* Exercise materials
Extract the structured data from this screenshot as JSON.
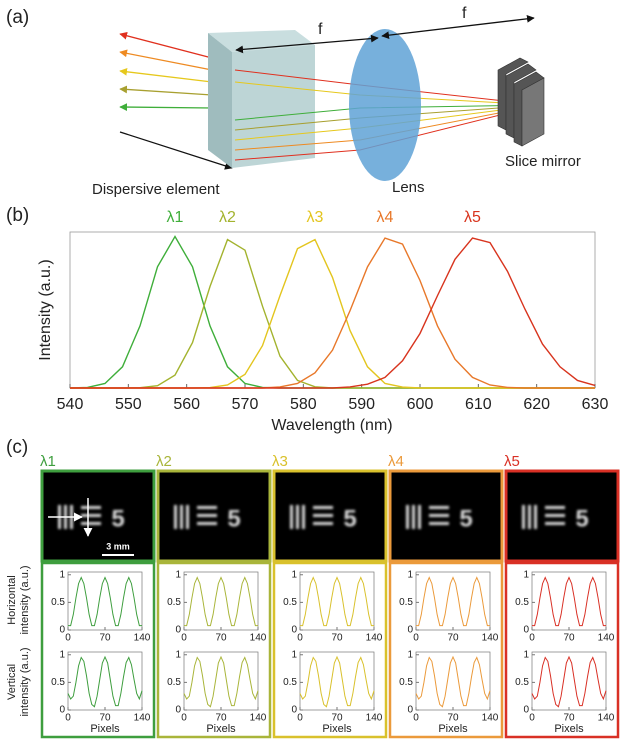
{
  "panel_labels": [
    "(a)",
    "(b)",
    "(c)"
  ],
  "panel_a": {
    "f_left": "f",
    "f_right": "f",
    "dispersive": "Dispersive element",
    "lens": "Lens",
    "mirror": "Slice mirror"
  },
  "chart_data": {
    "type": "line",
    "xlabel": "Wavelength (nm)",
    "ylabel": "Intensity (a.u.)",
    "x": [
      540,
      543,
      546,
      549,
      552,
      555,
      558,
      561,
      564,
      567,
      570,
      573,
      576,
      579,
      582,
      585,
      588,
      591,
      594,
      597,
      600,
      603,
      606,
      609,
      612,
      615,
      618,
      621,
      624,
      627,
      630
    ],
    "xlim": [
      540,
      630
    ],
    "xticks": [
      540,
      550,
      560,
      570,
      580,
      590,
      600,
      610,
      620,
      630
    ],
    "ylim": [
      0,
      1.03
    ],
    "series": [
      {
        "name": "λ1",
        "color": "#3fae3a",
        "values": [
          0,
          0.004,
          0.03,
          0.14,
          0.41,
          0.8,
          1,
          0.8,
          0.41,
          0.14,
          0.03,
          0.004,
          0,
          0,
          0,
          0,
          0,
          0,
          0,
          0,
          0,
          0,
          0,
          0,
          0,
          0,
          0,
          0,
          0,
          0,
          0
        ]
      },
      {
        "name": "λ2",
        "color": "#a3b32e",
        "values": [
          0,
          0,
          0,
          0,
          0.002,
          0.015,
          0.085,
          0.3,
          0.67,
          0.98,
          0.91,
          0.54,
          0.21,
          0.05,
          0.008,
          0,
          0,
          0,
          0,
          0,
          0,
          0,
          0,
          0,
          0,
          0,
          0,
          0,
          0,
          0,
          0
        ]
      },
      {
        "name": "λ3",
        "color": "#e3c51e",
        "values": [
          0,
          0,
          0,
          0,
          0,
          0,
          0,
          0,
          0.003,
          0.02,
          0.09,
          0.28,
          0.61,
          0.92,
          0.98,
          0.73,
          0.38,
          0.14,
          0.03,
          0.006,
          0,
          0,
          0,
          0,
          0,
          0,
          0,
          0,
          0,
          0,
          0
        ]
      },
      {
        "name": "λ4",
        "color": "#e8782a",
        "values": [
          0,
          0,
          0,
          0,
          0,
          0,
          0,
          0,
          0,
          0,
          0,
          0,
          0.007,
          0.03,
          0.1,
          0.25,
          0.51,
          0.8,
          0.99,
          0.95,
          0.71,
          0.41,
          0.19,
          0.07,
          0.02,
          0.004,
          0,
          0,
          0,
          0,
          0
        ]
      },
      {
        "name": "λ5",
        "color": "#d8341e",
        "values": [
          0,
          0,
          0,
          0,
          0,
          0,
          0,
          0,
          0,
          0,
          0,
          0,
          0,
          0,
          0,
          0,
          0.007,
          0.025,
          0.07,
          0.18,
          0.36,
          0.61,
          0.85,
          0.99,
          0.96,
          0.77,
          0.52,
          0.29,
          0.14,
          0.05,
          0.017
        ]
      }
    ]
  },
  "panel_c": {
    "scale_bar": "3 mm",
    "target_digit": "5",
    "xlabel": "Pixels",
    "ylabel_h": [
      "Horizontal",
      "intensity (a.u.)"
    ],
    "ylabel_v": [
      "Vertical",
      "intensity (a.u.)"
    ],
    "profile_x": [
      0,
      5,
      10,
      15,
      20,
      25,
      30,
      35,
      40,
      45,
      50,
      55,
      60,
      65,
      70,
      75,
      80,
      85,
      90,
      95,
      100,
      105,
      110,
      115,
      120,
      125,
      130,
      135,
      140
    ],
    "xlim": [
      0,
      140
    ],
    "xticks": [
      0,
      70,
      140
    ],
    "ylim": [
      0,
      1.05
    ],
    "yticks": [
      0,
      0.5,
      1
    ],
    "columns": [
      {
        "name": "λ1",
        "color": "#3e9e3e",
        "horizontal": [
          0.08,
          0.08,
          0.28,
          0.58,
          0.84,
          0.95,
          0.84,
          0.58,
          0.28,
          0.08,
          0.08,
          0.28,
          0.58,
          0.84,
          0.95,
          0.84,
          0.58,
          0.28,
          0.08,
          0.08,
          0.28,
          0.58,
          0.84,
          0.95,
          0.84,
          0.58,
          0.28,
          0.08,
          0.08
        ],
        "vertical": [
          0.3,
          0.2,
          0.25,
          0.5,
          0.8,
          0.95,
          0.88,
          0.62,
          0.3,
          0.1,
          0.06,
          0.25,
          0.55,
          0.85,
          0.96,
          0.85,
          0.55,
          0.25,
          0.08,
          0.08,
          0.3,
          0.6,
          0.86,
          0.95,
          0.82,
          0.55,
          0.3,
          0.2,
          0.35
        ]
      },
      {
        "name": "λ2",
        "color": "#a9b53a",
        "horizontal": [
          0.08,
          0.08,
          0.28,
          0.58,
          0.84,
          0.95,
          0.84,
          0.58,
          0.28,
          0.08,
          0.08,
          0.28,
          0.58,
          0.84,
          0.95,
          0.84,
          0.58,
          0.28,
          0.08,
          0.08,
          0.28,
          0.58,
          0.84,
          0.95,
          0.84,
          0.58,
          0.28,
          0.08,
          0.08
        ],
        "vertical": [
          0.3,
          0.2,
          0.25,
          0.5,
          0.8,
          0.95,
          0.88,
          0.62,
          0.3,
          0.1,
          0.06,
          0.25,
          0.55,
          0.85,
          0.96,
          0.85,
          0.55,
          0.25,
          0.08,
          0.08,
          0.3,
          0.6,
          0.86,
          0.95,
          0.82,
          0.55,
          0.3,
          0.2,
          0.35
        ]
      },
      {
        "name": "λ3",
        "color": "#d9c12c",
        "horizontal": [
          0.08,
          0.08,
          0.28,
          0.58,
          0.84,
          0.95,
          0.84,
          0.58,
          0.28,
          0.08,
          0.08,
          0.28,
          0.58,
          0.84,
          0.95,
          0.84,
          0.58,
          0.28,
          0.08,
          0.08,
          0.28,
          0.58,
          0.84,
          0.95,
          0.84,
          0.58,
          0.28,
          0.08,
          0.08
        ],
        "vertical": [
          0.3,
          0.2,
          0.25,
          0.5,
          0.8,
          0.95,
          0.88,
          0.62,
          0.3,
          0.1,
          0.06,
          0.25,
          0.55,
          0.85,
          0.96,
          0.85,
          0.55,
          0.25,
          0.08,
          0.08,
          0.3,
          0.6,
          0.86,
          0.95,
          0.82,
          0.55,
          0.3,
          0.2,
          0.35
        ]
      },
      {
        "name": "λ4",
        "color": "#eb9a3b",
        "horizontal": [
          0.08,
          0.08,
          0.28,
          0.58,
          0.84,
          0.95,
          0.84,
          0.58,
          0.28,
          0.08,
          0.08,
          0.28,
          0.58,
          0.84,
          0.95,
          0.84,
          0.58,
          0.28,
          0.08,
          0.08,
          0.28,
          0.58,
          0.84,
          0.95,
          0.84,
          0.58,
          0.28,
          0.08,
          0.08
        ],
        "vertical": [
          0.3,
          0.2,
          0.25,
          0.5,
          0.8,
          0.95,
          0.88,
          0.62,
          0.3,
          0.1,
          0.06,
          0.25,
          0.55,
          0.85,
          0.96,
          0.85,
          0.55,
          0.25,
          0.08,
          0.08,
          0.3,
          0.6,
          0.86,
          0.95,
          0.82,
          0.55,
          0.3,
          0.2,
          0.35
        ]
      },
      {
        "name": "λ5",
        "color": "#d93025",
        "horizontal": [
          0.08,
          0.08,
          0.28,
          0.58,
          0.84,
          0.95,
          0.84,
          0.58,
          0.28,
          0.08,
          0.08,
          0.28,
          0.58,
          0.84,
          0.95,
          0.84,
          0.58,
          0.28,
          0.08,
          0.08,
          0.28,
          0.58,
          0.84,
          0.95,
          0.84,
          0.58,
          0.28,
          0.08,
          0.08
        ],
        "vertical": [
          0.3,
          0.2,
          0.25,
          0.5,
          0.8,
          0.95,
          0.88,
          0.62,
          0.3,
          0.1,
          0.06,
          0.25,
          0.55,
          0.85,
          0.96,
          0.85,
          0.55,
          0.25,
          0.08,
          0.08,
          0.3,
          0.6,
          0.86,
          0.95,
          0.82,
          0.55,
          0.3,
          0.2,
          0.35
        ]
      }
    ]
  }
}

...

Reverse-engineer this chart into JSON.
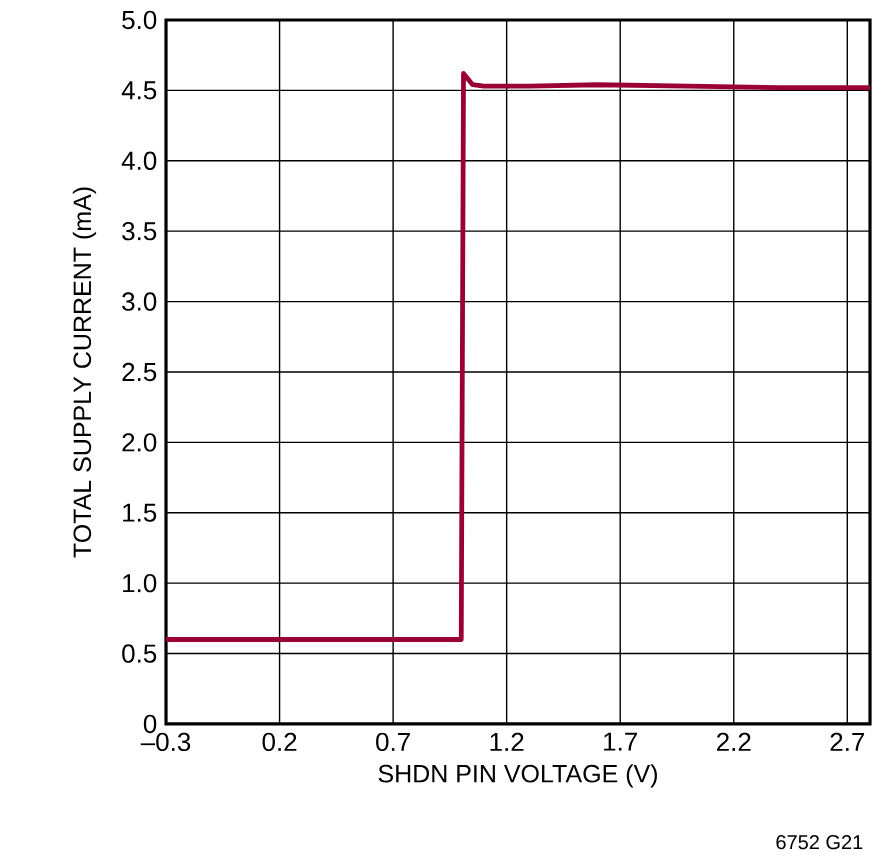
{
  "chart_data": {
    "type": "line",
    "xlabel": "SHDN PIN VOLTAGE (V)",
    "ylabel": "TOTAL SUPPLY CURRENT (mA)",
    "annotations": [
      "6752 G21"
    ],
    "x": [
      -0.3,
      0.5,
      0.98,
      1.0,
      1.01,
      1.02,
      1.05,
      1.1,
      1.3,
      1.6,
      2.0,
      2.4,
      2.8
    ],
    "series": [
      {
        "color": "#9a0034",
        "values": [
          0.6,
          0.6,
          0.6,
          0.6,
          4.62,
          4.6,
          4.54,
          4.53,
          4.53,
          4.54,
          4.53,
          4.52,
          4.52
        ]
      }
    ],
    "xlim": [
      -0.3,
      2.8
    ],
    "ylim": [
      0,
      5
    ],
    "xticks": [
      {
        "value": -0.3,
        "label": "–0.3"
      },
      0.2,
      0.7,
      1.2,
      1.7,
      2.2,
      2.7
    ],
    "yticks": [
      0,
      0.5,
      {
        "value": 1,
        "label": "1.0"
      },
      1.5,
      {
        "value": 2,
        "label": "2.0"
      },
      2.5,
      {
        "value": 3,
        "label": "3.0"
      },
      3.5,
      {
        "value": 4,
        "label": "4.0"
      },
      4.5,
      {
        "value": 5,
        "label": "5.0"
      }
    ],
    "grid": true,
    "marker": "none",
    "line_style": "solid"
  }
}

* Request
Spot every line that holds "color" and copy it.

* Exercise result
        "color": "#3fae3a",
        "color": "#a3b32e",
        "color": "#e3c51e",
        "color": "#e8782a",
        "color": "#d8341e",
        "color": "#3e9e3e",
        "color": "#a9b53a",
        "color": "#d9c12c",
        "color": "#eb9a3b",
        "color": "#d93025",
        "color": "#9a0034",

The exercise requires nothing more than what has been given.